* Prompt a
Rewrite the entries from the line that has "heatmap-cell — [942, 265, 984, 307]" through the line that has "heatmap-cell — [428, 82, 470, 124]", substituting "grid-cell" for every "heatmap-cell" and changing nothing else.

* Passage shown
——
Audi launched its Q3 2.0 TFSI Sport in June to replace two previous Q3 2.0-litre variants, the $49,450 125kW 2.0 TFSI and the $56,500 155kW 2.0 TFSI.

It also slotted in the centre of the pricing of the outgoing pair, entering at $52,300 plus on-road costs.

Not only is it a more affordable price, but the standard equipment inventory took a hike by a claimed $7000 of value. It adds upmarket leather upholstery, sports seats, 18-inch alloy wheels and the three-mode Audi Drive Select.

But there is still a hefty option list and a handful of packages that bundle specific features. Though appreciated – especially by owners wanting to personalise their car – some rivals offer better value.

The equivalent Mercedes-Benz GLA, for example, has autonomous city braking, sat-nav, blind-spot or lane-departure warning, and electric seats with heating.

To get these, Audi has the Comfort and the Assistance packages, totaling $4980 and raising the retail price of the Sport to $57,280.

Satellite navigation isn’t standard. To get it you need the $2990 Technik pack that also contains the audio’s 10 speakers and automated park assist.
——
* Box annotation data
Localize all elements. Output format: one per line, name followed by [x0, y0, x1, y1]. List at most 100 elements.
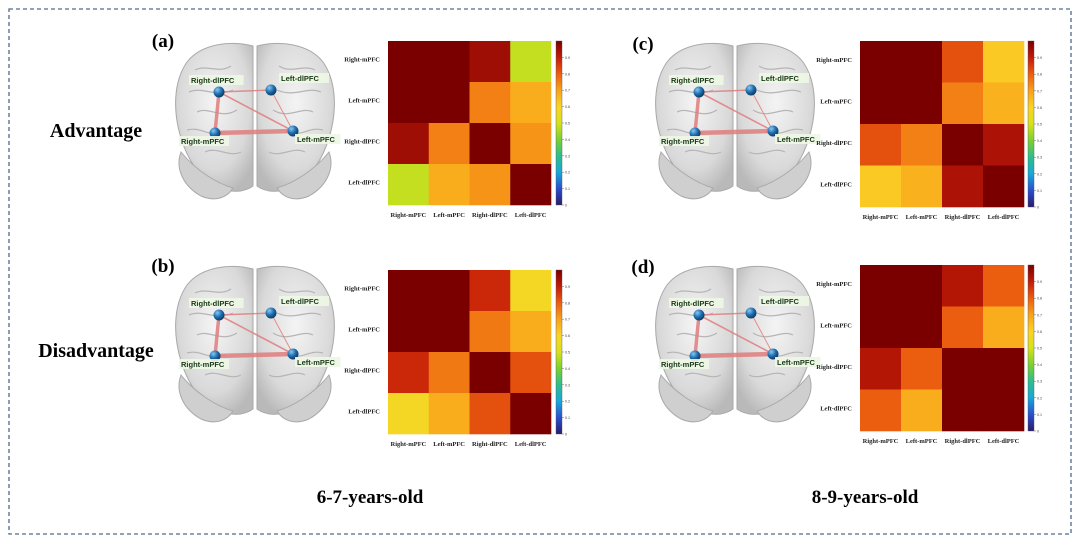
heatmap-cell — [942, 265, 984, 307]
heatmap-cell — [942, 124, 984, 166]
connection-edge — [698, 89, 752, 93]
heatmap-row-label: Right-mPFC — [344, 57, 380, 64]
heatmap-cell — [510, 270, 552, 312]
heatmap-cell — [428, 82, 470, 124]
heatmap-col-label: Left-mPFC — [906, 214, 938, 221]
heatmap-col-label: Left-mPFC — [433, 212, 465, 219]
age-label-6-7: 6-7-years-old — [317, 487, 424, 508]
brain-gyrus — [272, 332, 314, 338]
heatmap-cell — [983, 265, 1025, 307]
node-left-dlpfc — [745, 84, 757, 96]
connection-edge — [218, 314, 294, 355]
heatmap-cell — [428, 270, 470, 312]
brain-left-temporal — [756, 374, 812, 423]
heatmap-cell — [983, 348, 1025, 390]
heatmap-b: Right-mPFC Right-mPFC Left-mPFC Left-mPFC Ri… — [344, 270, 552, 448]
brain-gyrus — [674, 288, 712, 294]
node-label-left-mpfc: Left-mPFC — [297, 358, 335, 367]
panel-label-d: (d) — [631, 257, 654, 278]
node-label-left-dlpfc: Left-dlPFC — [761, 297, 799, 306]
colorbar-tick-label: 0.5 — [1037, 347, 1042, 351]
heatmap-cell — [942, 389, 984, 432]
heatmap-cell — [983, 306, 1025, 349]
heatmap-col-label: Right-dlPFC — [472, 212, 508, 219]
colorbar-tick-label: 0.7 — [1037, 89, 1042, 93]
brain-right-temporal — [658, 374, 714, 423]
colorbar-tick-label: 0 — [1037, 430, 1039, 434]
colorbar — [555, 40, 563, 206]
heatmap-cell — [901, 348, 943, 390]
brain-gyrus — [674, 65, 712, 71]
heatmap-col-label: Right-mPFC — [863, 438, 899, 445]
heatmap-col-label: Right-dlPFC — [472, 441, 508, 448]
heatmap-cell — [901, 41, 943, 83]
heatmap-col-label: Right-mPFC — [391, 441, 427, 448]
colorbar-tick-label: 0.3 — [565, 154, 570, 158]
node-right-dlpfc — [693, 309, 705, 321]
heatmap-row-label: Left-dlPFC — [348, 180, 380, 187]
colorbar-tick-label: 0.9 — [565, 285, 570, 289]
brain-gyrus — [272, 109, 314, 115]
row-label-disadvantage: Disadvantage — [38, 340, 154, 362]
heatmap-cell — [469, 311, 511, 353]
node-label-bg — [279, 296, 329, 306]
heatmap-cell — [901, 389, 943, 432]
node-label-bg — [295, 134, 341, 144]
heatmap-row-label: Left-mPFC — [820, 322, 852, 329]
brain-illustration: Right-dlPFC Left-dlPFC Right-mPFC Left-mPFC — [655, 265, 821, 423]
heatmap-cell — [983, 389, 1025, 432]
heatmap-cell — [469, 164, 511, 206]
colorbar-tick-label: 0.2 — [1037, 396, 1042, 400]
heatmap-col-label: Left-dlPFC — [988, 438, 1020, 445]
connection-edge — [213, 90, 221, 135]
heatmap-cell — [983, 82, 1025, 125]
heatmap-cell — [983, 124, 1025, 166]
heatmap-col-label: Left-mPFC — [906, 438, 938, 445]
node-right-mpfc — [209, 350, 221, 362]
node-right-dlpfc — [213, 309, 225, 321]
heatmap-cell — [469, 41, 511, 83]
brain-gyrus — [278, 65, 316, 71]
colorbar-tick-label: 0.2 — [565, 400, 570, 404]
brain-gyrus — [194, 288, 232, 294]
heatmap-row-label: Left-dlPFC — [348, 409, 380, 416]
brain-gyrus — [756, 312, 802, 317]
heatmap-cell — [901, 124, 943, 166]
node-right-dlpfc — [213, 86, 225, 98]
heatmap-row-label: Left-dlPFC — [820, 181, 852, 188]
brain-gyrus — [276, 312, 322, 317]
brain-gyrus — [756, 89, 802, 94]
heatmap-cell — [510, 123, 552, 165]
heatmap-cell — [428, 164, 470, 206]
heatmap-cell — [388, 311, 430, 353]
heatmap-cell — [901, 265, 943, 307]
heatmap-cell — [860, 124, 902, 166]
connection-edge — [218, 89, 272, 93]
connection-edge — [270, 312, 294, 355]
colorbar-tick-label: 0.4 — [1037, 363, 1042, 367]
connection-edge — [692, 351, 776, 359]
colorbar-tick-label: 0.3 — [565, 383, 570, 387]
connection-edge — [698, 314, 774, 355]
brain-gyrus — [758, 288, 796, 294]
heatmap-row-label: Right-mPFC — [816, 57, 852, 64]
node-label-bg — [295, 357, 341, 367]
heatmap-cell — [388, 352, 430, 394]
heatmap-cell — [388, 270, 430, 312]
heatmap-cell — [510, 393, 552, 435]
node-right-mpfc — [209, 127, 221, 139]
brain-gyrus — [684, 372, 722, 378]
colorbar-tick-label: 0 — [565, 204, 567, 208]
colorbar-tick-label: 0.7 — [1037, 313, 1042, 317]
heatmap-row-label: Right-mPFC — [816, 281, 852, 288]
node-right-mpfc — [689, 350, 701, 362]
heatmap-cell — [983, 165, 1025, 208]
panel-b: (b) Right-dlPFC Left-dlPFC Right-mPFC Left-m… — [151, 256, 570, 448]
node-left-dlpfc — [745, 307, 757, 319]
colorbar-tick-label: 0.9 — [565, 56, 570, 60]
panels-container: (a) Right-dlPFC Left-dlPFC Right-mPFC Left-m… — [151, 31, 1042, 448]
colorbar — [1027, 264, 1035, 432]
heatmap-cell — [469, 82, 511, 124]
panel-c: (c) Right-dlPFC Left-dlPFC Right-mPFC Left-m… — [632, 34, 1042, 221]
colorbar-tick-label: 0.6 — [565, 334, 570, 338]
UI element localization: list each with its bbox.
——
* Prompt b
Answer these questions from the Audi Q3 passage.
(i) At what price did the Q3 2.0 TFSI Sport enter?
(ii) How much does the Technik pack cost?
(iii) What is the combined cost of the Comfort and Assistance packages?

* Correct output a
grid-cell — [942, 265, 984, 307]
grid-cell — [942, 124, 984, 166]
connection-edge — [698, 89, 752, 93]
heatmap-row-label: Right-mPFC — [344, 57, 380, 64]
grid-cell — [510, 270, 552, 312]
grid-cell — [428, 82, 470, 124]

* Correct output b
(i) $52,300 plus on-road costs
(ii) $2990
(iii) $4980